++++ SOURCE RECORDS
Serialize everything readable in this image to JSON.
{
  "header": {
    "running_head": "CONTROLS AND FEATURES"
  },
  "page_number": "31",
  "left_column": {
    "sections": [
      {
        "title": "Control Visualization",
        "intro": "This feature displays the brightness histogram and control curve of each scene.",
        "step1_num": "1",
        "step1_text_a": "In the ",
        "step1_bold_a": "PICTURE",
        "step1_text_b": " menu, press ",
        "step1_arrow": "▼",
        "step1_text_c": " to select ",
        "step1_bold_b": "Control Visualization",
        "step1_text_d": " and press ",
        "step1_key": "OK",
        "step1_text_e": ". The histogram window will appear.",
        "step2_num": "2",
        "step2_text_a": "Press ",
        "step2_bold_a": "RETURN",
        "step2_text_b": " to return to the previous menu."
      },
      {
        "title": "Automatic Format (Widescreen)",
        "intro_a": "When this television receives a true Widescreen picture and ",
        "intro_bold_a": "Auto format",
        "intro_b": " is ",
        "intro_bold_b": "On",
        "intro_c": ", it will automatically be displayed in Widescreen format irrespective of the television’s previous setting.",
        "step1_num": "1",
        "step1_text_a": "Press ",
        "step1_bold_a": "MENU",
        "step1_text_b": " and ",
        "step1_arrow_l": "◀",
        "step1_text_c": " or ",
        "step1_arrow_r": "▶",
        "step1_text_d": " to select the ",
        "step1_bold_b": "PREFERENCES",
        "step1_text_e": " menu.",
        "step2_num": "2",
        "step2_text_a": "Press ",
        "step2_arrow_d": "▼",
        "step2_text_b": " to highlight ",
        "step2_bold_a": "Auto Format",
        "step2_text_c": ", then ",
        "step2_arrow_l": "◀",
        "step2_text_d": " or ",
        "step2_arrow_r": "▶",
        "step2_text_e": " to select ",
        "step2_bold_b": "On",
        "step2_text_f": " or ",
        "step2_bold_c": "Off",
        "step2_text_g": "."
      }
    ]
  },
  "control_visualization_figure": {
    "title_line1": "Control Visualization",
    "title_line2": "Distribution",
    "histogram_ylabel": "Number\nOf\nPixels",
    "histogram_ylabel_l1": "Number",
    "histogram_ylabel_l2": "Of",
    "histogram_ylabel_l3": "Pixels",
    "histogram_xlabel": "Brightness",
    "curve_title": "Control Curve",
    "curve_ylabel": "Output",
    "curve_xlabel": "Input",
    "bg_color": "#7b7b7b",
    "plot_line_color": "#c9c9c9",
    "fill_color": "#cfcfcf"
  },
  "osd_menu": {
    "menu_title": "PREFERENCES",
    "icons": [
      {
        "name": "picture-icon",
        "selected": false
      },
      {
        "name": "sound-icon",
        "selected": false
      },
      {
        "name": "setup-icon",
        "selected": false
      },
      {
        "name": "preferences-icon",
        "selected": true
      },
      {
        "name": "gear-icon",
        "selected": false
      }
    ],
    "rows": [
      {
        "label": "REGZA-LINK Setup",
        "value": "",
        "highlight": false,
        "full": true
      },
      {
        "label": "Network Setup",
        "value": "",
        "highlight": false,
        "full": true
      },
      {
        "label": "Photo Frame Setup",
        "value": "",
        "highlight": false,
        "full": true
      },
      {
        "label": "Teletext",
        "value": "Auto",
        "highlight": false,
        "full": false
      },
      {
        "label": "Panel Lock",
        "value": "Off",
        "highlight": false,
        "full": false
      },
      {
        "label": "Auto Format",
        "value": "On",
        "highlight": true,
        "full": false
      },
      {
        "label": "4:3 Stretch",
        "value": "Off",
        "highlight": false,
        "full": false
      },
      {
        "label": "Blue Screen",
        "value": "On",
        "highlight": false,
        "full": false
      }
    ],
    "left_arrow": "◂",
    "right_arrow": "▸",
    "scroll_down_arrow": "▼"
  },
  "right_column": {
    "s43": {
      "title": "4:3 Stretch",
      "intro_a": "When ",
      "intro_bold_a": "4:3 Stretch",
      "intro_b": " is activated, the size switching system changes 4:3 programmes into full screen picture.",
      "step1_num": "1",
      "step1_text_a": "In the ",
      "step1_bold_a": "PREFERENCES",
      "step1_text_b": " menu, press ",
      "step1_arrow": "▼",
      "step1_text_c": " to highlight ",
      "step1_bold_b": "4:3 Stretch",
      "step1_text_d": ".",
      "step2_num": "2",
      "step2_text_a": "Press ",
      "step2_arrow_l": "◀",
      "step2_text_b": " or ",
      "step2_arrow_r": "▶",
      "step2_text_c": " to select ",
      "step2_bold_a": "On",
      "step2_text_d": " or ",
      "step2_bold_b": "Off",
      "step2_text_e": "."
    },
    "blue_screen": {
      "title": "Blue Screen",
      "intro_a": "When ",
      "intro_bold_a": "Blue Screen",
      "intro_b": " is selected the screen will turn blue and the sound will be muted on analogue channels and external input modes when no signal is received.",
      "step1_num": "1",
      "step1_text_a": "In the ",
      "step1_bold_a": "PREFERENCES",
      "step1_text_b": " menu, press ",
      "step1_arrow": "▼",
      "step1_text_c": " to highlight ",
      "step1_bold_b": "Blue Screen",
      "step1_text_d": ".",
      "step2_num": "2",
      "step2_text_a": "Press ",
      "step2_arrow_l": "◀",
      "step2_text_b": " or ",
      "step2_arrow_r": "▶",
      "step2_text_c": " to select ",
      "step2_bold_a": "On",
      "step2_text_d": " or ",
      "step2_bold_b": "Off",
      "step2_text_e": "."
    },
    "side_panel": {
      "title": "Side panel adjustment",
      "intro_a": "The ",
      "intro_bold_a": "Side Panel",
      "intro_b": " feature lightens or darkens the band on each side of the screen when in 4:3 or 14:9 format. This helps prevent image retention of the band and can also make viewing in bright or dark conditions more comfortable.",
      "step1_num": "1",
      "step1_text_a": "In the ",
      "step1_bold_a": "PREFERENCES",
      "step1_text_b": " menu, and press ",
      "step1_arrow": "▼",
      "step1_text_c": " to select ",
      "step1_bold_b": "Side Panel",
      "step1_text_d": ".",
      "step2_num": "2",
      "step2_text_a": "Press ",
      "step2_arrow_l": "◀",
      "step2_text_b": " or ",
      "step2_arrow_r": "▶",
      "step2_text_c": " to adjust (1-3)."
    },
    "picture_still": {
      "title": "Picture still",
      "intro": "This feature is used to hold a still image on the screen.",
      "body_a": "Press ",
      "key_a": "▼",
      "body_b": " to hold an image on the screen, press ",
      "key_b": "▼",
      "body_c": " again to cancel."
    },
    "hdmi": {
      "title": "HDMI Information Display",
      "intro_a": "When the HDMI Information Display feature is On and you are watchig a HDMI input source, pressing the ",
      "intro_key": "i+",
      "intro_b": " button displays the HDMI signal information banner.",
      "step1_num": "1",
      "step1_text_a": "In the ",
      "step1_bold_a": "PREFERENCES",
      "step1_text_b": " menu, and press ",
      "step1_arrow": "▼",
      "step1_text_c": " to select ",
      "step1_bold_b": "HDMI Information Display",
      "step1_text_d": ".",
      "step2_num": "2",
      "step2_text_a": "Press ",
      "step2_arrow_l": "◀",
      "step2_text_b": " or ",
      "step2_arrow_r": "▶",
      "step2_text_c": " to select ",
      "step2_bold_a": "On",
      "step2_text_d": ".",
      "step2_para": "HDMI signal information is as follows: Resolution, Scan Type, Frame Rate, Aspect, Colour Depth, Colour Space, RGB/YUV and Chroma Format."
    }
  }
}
++++++++
** REQUEST **
Every record above should be output exactly.

** EXPECTED ANSWER **
Serialize everything readable in this image to JSON.
{
  "header": {
    "running_head": "CONTROLS AND FEATURES"
  },
  "page_number": "31",
  "left_column": {
    "sections": [
      {
        "title": "Control Visualization",
        "intro": "This feature displays the brightness histogram and control curve of each scene.",
        "step1_num": "1",
        "step1_text_a": "In the ",
        "step1_bold_a": "PICTURE",
        "step1_text_b": " menu, press ",
        "step1_arrow": "▼",
        "step1_text_c": " to select ",
        "step1_bold_b": "Control Visualization",
        "step1_text_d": " and press ",
        "step1_key": "OK",
        "step1_text_e": ". The histogram window will appear.",
        "step2_num": "2",
        "step2_text_a": "Press ",
        "step2_bold_a": "RETURN",
        "step2_text_b": " to return to the previous menu."
      },
      {
        "title": "Automatic Format (Widescreen)",
        "intro_a": "When this television receives a true Widescreen picture and ",
        "intro_bold_a": "Auto format",
        "intro_b": " is ",
        "intro_bold_b": "On",
        "intro_c": ", it will automatically be displayed in Widescreen format irrespective of the television’s previous setting.",
        "step1_num": "1",
        "step1_text_a": "Press ",
        "step1_bold_a": "MENU",
        "step1_text_b": " and ",
        "step1_arrow_l": "◀",
        "step1_text_c": " or ",
        "step1_arrow_r": "▶",
        "step1_text_d": " to select the ",
        "step1_bold_b": "PREFERENCES",
        "step1_text_e": " menu.",
        "step2_num": "2",
        "step2_text_a": "Press ",
        "step2_arrow_d": "▼",
        "step2_text_b": " to highlight ",
        "step2_bold_a": "Auto Format",
        "step2_text_c": ", then ",
        "step2_arrow_l": "◀",
        "step2_text_d": " or ",
        "step2_arrow_r": "▶",
        "step2_text_e": " to select ",
        "step2_bold_b": "On",
        "step2_text_f": " or ",
        "step2_bold_c": "Off",
        "step2_text_g": "."
      }
    ]
  },
  "control_visualization_figure": {
    "title_line1": "Control Visualization",
    "title_line2": "Distribution",
    "histogram_ylabel": "Number\nOf\nPixels",
    "histogram_ylabel_l1": "Number",
    "histogram_ylabel_l2": "Of",
    "histogram_ylabel_l3": "Pixels",
    "histogram_xlabel": "Brightness",
    "curve_title": "Control Curve",
    "curve_ylabel": "Output",
    "curve_xlabel": "Input",
    "bg_color": "#7b7b7b",
    "plot_line_color": "#c9c9c9",
    "fill_color": "#cfcfcf"
  },
  "osd_menu": {
    "menu_title": "PREFERENCES",
    "icons": [
      {
        "name": "picture-icon",
        "selected": false
      },
      {
        "name": "sound-icon",
        "selected": false
      },
      {
        "name": "setup-icon",
        "selected": false
      },
      {
        "name": "preferences-icon",
        "selected": true
      },
      {
        "name": "gear-icon",
        "selected": false
      }
    ],
    "rows": [
      {
        "label": "REGZA-LINK Setup",
        "value": "",
        "highlight": false,
        "full": true
      },
      {
        "label": "Network Setup",
        "value": "",
        "highlight": false,
        "full": true
      },
      {
        "label": "Photo Frame Setup",
        "value": "",
        "highlight": false,
        "full": true
      },
      {
        "label": "Teletext",
        "value": "Auto",
        "highlight": false,
        "full": false
      },
      {
        "label": "Panel Lock",
        "value": "Off",
        "highlight": false,
        "full": false
      },
      {
        "label": "Auto Format",
        "value": "On",
        "highlight": true,
        "full": false
      },
      {
        "label": "4:3 Stretch",
        "value": "Off",
        "highlight": false,
        "full": false
      },
      {
        "label": "Blue Screen",
        "value": "On",
        "highlight": false,
        "full": false
      }
    ],
    "left_arrow": "◂",
    "right_arrow": "▸",
    "scroll_down_arrow": "▼"
  },
  "right_column": {
    "s43": {
      "title": "4:3 Stretch",
      "intro_a": "When ",
      "intro_bold_a": "4:3 Stretch",
      "intro_b": " is activated, the size switching system changes 4:3 programmes into full screen picture.",
      "step1_num": "1",
      "step1_text_a": "In the ",
      "step1_bold_a": "PREFERENCES",
      "step1_text_b": " menu, press ",
      "step1_arrow": "▼",
      "step1_text_c": " to highlight ",
      "step1_bold_b": "4:3 Stretch",
      "step1_text_d": ".",
      "step2_num": "2",
      "step2_text_a": "Press ",
      "step2_arrow_l": "◀",
      "step2_text_b": " or ",
      "step2_arrow_r": "▶",
      "step2_text_c": " to select ",
      "step2_bold_a": "On",
      "step2_text_d": " or ",
      "step2_bold_b": "Off",
      "step2_text_e": "."
    },
    "blue_screen": {
      "title": "Blue Screen",
      "intro_a": "When ",
      "intro_bold_a": "Blue Screen",
      "intro_b": " is selected the screen will turn blue and the sound will be muted on analogue channels and external input modes when no signal is received.",
      "step1_num": "1",
      "step1_text_a": "In the ",
      "step1_bold_a": "PREFERENCES",
      "step1_text_b": " menu, press ",
      "step1_arrow": "▼",
      "step1_text_c": " to highlight ",
      "step1_bold_b": "Blue Screen",
      "step1_text_d": ".",
      "step2_num": "2",
      "step2_text_a": "Press ",
      "step2_arrow_l": "◀",
      "step2_text_b": " or ",
      "step2_arrow_r": "▶",
      "step2_text_c": " to select ",
      "step2_bold_a": "On",
      "step2_text_d": " or ",
      "step2_bold_b": "Off",
      "step2_text_e": "."
    },
    "side_panel": {
      "title": "Side panel adjustment",
      "intro_a": "The ",
      "intro_bold_a": "Side Panel",
      "intro_b": " feature lightens or darkens the band on each side of the screen when in 4:3 or 14:9 format. This helps prevent image retention of the band and can also make viewing in bright or dark conditions more comfortable.",
      "step1_num": "1",
      "step1_text_a": "In the ",
      "step1_bold_a": "PREFERENCES",
      "step1_text_b": " menu, and press ",
      "step1_arrow": "▼",
      "step1_text_c": " to select ",
      "step1_bold_b": "Side Panel",
      "step1_text_d": ".",
      "step2_num": "2",
      "step2_text_a": "Press ",
      "step2_arrow_l": "◀",
      "step2_text_b": " or ",
      "step2_arrow_r": "▶",
      "step2_text_c": " to adjust (1-3)."
    },
    "picture_still": {
      "title": "Picture still",
      "intro": "This feature is used to hold a still image on the screen.",
      "body_a": "Press ",
      "key_a": "▼",
      "body_b": " to hold an image on the screen, press ",
      "key_b": "▼",
      "body_c": " again to cancel."
    },
    "hdmi": {
      "title": "HDMI Information Display",
      "intro_a": "When the HDMI Information Display feature is On and you are watchig a HDMI input source, pressing the ",
      "intro_key": "i+",
      "intro_b": " button displays the HDMI signal information banner.",
      "step1_num": "1",
      "step1_text_a": "In the ",
      "step1_bold_a": "PREFERENCES",
      "step1_text_b": " menu, and press ",
      "step1_arrow": "▼",
      "step1_text_c": " to select ",
      "step1_bold_b": "HDMI Information Display",
      "step1_text_d": ".",
      "step2_num": "2",
      "step2_text_a": "Press ",
      "step2_arrow_l": "◀",
      "step2_text_b": " or ",
      "step2_arrow_r": "▶",
      "step2_text_c": " to select ",
      "step2_bold_a": "On",
      "step2_text_d": ".",
      "step2_para": "HDMI signal information is as follows: Resolution, Scan Type, Frame Rate, Aspect, Colour Depth, Colour Space, RGB/YUV and Chroma Format."
    }
  }
}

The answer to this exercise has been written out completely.